EXERCISE DIRECTIONS | Note each line where "regional" appears, and copy it.

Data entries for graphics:
start
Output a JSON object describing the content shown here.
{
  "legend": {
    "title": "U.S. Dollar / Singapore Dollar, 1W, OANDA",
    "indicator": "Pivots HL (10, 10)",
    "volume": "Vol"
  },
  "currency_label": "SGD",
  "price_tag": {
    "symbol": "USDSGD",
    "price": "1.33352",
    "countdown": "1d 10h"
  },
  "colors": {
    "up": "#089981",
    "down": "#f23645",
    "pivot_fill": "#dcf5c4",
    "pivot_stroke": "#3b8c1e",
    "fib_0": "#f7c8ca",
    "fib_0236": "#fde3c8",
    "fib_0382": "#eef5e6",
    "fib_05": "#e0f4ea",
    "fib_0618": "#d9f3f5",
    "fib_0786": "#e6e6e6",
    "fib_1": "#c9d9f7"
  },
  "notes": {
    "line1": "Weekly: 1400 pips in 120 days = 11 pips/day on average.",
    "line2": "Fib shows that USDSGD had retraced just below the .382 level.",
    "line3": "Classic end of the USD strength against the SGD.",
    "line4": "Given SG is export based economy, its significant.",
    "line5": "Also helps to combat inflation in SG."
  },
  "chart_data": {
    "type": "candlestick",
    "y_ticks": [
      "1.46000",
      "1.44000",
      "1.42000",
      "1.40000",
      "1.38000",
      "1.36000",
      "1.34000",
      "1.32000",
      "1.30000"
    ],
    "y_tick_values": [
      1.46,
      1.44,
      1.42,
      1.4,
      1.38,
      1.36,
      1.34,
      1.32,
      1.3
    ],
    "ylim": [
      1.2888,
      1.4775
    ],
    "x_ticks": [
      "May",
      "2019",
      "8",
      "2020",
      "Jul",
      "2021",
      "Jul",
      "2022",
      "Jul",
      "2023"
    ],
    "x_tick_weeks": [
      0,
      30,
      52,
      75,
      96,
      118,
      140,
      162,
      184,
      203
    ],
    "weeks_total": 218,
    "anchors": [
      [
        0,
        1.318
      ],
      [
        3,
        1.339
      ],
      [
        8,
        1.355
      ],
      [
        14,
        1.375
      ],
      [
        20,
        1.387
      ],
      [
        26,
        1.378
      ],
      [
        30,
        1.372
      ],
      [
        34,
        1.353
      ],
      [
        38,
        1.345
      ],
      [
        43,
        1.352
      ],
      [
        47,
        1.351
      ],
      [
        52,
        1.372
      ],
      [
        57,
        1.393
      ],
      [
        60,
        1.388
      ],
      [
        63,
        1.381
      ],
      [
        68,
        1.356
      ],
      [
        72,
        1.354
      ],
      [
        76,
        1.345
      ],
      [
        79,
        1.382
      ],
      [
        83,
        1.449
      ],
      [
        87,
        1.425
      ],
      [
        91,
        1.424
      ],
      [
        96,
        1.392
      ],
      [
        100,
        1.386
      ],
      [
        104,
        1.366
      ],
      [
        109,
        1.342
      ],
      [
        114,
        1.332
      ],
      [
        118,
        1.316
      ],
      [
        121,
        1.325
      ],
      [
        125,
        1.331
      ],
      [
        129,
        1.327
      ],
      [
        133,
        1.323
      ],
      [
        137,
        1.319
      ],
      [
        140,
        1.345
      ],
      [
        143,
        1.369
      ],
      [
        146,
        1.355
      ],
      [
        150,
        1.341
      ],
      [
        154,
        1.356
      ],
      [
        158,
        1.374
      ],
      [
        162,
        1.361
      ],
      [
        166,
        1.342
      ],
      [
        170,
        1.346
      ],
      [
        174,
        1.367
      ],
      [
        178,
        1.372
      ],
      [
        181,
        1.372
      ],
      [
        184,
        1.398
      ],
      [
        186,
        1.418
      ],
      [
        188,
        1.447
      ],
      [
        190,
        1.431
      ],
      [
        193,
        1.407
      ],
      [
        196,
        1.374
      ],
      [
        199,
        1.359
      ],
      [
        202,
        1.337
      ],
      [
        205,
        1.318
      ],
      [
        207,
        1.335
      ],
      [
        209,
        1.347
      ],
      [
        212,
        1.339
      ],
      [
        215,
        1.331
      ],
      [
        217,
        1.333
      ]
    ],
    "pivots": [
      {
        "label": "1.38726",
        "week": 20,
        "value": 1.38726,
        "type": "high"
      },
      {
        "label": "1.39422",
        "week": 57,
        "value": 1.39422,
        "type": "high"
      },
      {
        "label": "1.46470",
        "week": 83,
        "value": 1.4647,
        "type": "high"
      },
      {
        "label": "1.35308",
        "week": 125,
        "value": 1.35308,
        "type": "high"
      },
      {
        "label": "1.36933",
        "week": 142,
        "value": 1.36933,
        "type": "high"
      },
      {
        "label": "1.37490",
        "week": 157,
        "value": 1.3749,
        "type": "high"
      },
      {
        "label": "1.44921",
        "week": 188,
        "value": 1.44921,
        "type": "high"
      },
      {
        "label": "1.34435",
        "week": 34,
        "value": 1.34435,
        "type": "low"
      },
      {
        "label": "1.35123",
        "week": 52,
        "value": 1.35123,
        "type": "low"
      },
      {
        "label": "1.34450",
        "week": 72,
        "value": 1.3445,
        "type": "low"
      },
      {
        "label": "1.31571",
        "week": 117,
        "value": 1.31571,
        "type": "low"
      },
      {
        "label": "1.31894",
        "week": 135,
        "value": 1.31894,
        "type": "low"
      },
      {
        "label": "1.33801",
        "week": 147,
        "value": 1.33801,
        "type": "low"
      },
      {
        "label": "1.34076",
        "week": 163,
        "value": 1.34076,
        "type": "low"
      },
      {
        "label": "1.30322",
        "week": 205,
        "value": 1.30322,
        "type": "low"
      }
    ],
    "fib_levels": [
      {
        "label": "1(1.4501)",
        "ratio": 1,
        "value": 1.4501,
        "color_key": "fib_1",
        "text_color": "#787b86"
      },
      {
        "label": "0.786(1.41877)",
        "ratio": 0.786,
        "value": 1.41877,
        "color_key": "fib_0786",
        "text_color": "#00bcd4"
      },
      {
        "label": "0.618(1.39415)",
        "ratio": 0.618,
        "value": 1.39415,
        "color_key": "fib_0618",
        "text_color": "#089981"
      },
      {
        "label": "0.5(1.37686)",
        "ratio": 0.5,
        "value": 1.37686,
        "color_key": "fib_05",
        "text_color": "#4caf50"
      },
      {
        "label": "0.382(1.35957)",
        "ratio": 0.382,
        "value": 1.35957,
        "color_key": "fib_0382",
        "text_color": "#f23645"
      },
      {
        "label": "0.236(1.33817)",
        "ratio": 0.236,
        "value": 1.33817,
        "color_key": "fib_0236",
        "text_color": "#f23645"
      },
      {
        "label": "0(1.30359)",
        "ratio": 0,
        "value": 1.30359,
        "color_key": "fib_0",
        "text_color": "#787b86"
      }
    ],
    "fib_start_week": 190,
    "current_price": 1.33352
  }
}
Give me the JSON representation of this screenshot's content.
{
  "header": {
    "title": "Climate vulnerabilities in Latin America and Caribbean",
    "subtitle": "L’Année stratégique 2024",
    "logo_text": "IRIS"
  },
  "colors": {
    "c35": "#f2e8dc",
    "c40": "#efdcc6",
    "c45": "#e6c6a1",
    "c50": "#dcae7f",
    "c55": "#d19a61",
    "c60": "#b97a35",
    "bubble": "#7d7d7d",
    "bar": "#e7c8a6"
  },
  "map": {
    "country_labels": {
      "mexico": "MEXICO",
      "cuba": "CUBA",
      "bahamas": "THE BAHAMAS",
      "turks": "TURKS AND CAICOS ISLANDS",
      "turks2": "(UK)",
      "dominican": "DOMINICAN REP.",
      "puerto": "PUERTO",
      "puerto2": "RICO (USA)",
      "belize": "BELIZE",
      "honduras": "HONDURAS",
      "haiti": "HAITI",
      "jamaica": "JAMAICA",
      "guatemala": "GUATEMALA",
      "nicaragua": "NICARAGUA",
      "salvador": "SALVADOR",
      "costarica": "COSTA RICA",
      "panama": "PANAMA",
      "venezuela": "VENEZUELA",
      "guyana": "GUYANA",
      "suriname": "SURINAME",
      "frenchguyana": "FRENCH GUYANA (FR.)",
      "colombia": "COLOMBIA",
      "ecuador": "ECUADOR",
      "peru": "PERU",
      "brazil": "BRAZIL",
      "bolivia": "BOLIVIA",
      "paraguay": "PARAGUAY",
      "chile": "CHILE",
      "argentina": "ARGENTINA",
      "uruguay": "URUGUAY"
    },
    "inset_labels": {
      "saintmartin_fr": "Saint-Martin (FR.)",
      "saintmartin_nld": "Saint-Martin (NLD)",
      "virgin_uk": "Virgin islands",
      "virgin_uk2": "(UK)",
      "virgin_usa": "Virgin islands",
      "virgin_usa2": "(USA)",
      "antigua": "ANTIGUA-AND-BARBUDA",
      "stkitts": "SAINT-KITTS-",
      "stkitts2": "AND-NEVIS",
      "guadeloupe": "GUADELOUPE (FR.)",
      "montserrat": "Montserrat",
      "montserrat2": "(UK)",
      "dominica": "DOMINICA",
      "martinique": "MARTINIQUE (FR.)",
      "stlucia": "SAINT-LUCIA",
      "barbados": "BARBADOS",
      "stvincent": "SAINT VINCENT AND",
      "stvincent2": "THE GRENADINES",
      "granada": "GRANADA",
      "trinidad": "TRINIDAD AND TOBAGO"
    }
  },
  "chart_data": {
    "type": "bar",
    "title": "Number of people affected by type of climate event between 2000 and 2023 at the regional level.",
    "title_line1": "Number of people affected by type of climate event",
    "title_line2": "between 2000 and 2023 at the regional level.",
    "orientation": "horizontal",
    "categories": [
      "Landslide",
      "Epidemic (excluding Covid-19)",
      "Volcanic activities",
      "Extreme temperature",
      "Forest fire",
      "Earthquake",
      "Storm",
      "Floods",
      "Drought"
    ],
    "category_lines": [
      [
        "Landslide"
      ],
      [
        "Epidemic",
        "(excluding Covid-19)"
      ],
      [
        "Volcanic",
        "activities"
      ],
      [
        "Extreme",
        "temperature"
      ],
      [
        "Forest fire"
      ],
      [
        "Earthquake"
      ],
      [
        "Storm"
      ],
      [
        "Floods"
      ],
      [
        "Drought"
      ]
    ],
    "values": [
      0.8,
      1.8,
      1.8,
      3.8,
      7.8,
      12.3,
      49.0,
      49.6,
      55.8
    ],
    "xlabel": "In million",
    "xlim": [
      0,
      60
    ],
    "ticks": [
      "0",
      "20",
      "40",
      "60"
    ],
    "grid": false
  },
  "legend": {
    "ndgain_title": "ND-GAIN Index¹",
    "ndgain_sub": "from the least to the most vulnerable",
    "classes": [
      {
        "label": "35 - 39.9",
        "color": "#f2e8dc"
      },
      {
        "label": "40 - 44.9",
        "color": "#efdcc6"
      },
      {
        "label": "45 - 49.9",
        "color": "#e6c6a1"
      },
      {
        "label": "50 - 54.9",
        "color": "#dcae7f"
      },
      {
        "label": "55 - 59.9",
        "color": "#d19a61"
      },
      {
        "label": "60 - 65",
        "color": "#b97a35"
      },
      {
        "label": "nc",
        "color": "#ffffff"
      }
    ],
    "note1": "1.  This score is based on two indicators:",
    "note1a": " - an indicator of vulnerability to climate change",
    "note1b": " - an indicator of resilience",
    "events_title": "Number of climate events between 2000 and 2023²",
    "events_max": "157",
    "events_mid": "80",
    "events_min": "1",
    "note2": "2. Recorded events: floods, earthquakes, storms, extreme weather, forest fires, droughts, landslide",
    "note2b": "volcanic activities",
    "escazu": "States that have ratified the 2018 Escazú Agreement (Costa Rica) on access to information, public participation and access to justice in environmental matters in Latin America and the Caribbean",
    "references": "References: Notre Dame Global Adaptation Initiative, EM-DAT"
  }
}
end
RESULT OF THIS EXERCISE |
    "title": "Number of people affected by type of climate event between 2000 and 2023 at the regional level.",
    "title_line2": "between 2000 and 2023 at the regional level.",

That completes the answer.